**Requirements**
Copy out every record precisely.

**Given data**
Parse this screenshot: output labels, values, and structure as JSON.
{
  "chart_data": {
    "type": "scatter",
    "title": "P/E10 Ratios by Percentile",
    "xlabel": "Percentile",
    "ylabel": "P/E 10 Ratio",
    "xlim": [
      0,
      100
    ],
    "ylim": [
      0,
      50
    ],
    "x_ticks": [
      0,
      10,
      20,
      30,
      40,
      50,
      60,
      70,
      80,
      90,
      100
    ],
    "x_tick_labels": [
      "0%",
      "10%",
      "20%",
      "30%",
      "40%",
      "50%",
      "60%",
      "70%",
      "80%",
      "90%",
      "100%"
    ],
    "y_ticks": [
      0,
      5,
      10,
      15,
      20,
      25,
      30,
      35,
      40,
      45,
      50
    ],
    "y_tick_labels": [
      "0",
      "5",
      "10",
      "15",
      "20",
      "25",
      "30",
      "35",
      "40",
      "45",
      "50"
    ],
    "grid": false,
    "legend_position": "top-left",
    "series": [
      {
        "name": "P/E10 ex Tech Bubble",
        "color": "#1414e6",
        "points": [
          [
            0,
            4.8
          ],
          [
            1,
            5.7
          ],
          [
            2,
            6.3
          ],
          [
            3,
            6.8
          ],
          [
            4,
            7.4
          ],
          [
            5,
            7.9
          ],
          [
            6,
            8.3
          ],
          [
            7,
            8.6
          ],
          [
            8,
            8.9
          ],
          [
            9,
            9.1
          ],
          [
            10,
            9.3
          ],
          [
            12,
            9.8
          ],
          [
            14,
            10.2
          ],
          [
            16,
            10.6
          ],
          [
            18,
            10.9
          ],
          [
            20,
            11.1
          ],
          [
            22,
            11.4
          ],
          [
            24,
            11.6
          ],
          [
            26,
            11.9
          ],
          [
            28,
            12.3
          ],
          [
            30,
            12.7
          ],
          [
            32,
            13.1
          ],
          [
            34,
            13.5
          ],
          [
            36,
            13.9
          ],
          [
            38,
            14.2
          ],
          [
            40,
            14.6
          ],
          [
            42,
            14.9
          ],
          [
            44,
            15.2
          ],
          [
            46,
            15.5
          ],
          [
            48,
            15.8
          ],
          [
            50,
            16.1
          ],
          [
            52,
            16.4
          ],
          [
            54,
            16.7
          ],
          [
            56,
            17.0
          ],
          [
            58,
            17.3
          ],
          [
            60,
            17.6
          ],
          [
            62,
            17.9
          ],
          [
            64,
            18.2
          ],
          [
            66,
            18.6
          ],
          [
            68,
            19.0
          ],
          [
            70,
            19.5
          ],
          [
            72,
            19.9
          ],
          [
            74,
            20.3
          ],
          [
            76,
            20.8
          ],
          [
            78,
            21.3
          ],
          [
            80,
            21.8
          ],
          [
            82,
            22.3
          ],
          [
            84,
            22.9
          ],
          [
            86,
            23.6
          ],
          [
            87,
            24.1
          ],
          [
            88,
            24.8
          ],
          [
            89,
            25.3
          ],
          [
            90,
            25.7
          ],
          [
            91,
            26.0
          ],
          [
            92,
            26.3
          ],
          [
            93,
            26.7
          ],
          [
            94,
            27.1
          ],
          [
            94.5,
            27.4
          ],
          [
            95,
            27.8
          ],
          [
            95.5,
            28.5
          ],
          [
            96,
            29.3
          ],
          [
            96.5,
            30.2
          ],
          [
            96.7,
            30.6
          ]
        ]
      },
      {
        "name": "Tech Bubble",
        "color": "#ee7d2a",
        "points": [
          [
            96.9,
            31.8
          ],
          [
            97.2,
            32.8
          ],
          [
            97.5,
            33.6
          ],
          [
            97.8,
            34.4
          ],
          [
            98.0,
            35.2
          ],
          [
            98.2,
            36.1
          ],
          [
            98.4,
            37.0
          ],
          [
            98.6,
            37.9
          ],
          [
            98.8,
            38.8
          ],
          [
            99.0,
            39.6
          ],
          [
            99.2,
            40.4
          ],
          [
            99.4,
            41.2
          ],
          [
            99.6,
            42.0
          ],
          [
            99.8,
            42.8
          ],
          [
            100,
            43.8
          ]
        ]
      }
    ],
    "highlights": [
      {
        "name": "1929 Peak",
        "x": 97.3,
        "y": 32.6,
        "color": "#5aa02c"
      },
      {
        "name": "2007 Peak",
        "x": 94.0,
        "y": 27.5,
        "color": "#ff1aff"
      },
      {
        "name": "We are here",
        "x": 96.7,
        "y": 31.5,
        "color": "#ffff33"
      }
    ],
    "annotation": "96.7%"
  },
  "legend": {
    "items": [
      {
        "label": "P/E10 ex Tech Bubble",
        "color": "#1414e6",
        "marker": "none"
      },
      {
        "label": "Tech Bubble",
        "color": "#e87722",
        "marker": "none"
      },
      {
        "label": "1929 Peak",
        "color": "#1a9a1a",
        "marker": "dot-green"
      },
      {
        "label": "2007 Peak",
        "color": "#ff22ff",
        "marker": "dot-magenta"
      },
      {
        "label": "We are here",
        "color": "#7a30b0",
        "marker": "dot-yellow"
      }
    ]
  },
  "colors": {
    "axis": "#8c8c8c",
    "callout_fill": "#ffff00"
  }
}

**Final result**
Parse this screenshot: output labels, values, and structure as JSON.
{
  "chart_data": {
    "type": "scatter",
    "title": "P/E10 Ratios by Percentile",
    "xlabel": "Percentile",
    "ylabel": "P/E 10 Ratio",
    "xlim": [
      0,
      100
    ],
    "ylim": [
      0,
      50
    ],
    "x_ticks": [
      0,
      10,
      20,
      30,
      40,
      50,
      60,
      70,
      80,
      90,
      100
    ],
    "x_tick_labels": [
      "0%",
      "10%",
      "20%",
      "30%",
      "40%",
      "50%",
      "60%",
      "70%",
      "80%",
      "90%",
      "100%"
    ],
    "y_ticks": [
      0,
      5,
      10,
      15,
      20,
      25,
      30,
      35,
      40,
      45,
      50
    ],
    "y_tick_labels": [
      "0",
      "5",
      "10",
      "15",
      "20",
      "25",
      "30",
      "35",
      "40",
      "45",
      "50"
    ],
    "grid": false,
    "legend_position": "top-left",
    "series": [
      {
        "name": "P/E10 ex Tech Bubble",
        "color": "#1414e6",
        "points": [
          [
            0,
            4.8
          ],
          [
            1,
            5.7
          ],
          [
            2,
            6.3
          ],
          [
            3,
            6.8
          ],
          [
            4,
            7.4
          ],
          [
            5,
            7.9
          ],
          [
            6,
            8.3
          ],
          [
            7,
            8.6
          ],
          [
            8,
            8.9
          ],
          [
            9,
            9.1
          ],
          [
            10,
            9.3
          ],
          [
            12,
            9.8
          ],
          [
            14,
            10.2
          ],
          [
            16,
            10.6
          ],
          [
            18,
            10.9
          ],
          [
            20,
            11.1
          ],
          [
            22,
            11.4
          ],
          [
            24,
            11.6
          ],
          [
            26,
            11.9
          ],
          [
            28,
            12.3
          ],
          [
            30,
            12.7
          ],
          [
            32,
            13.1
          ],
          [
            34,
            13.5
          ],
          [
            36,
            13.9
          ],
          [
            38,
            14.2
          ],
          [
            40,
            14.6
          ],
          [
            42,
            14.9
          ],
          [
            44,
            15.2
          ],
          [
            46,
            15.5
          ],
          [
            48,
            15.8
          ],
          [
            50,
            16.1
          ],
          [
            52,
            16.4
          ],
          [
            54,
            16.7
          ],
          [
            56,
            17.0
          ],
          [
            58,
            17.3
          ],
          [
            60,
            17.6
          ],
          [
            62,
            17.9
          ],
          [
            64,
            18.2
          ],
          [
            66,
            18.6
          ],
          [
            68,
            19.0
          ],
          [
            70,
            19.5
          ],
          [
            72,
            19.9
          ],
          [
            74,
            20.3
          ],
          [
            76,
            20.8
          ],
          [
            78,
            21.3
          ],
          [
            80,
            21.8
          ],
          [
            82,
            22.3
          ],
          [
            84,
            22.9
          ],
          [
            86,
            23.6
          ],
          [
            87,
            24.1
          ],
          [
            88,
            24.8
          ],
          [
            89,
            25.3
          ],
          [
            90,
            25.7
          ],
          [
            91,
            26.0
          ],
          [
            92,
            26.3
          ],
          [
            93,
            26.7
          ],
          [
            94,
            27.1
          ],
          [
            94.5,
            27.4
          ],
          [
            95,
            27.8
          ],
          [
            95.5,
            28.5
          ],
          [
            96,
            29.3
          ],
          [
            96.5,
            30.2
          ],
          [
            96.7,
            30.6
          ]
        ]
      },
      {
        "name": "Tech Bubble",
        "color": "#ee7d2a",
        "points": [
          [
            96.9,
            31.8
          ],
          [
            97.2,
            32.8
          ],
          [
            97.5,
            33.6
          ],
          [
            97.8,
            34.4
          ],
          [
            98.0,
            35.2
          ],
          [
            98.2,
            36.1
          ],
          [
            98.4,
            37.0
          ],
          [
            98.6,
            37.9
          ],
          [
            98.8,
            38.8
          ],
          [
            99.0,
            39.6
          ],
          [
            99.2,
            40.4
          ],
          [
            99.4,
            41.2
          ],
          [
            99.6,
            42.0
          ],
          [
            99.8,
            42.8
          ],
          [
            100,
            43.8
          ]
        ]
      }
    ],
    "highlights": [
      {
        "name": "1929 Peak",
        "x": 97.3,
        "y": 32.6,
        "color": "#5aa02c"
      },
      {
        "name": "2007 Peak",
        "x": 94.0,
        "y": 27.5,
        "color": "#ff1aff"
      },
      {
        "name": "We are here",
        "x": 96.7,
        "y": 31.5,
        "color": "#ffff33"
      }
    ],
    "annotation": "96.7%"
  },
  "legend": {
    "items": [
      {
        "label": "P/E10 ex Tech Bubble",
        "color": "#1414e6",
        "marker": "none"
      },
      {
        "label": "Tech Bubble",
        "color": "#e87722",
        "marker": "none"
      },
      {
        "label": "1929 Peak",
        "color": "#1a9a1a",
        "marker": "dot-green"
      },
      {
        "label": "2007 Peak",
        "color": "#ff22ff",
        "marker": "dot-magenta"
      },
      {
        "label": "We are here",
        "color": "#7a30b0",
        "marker": "dot-yellow"
      }
    ]
  },
  "colors": {
    "axis": "#8c8c8c",
    "callout_fill": "#ffff00"
  }
}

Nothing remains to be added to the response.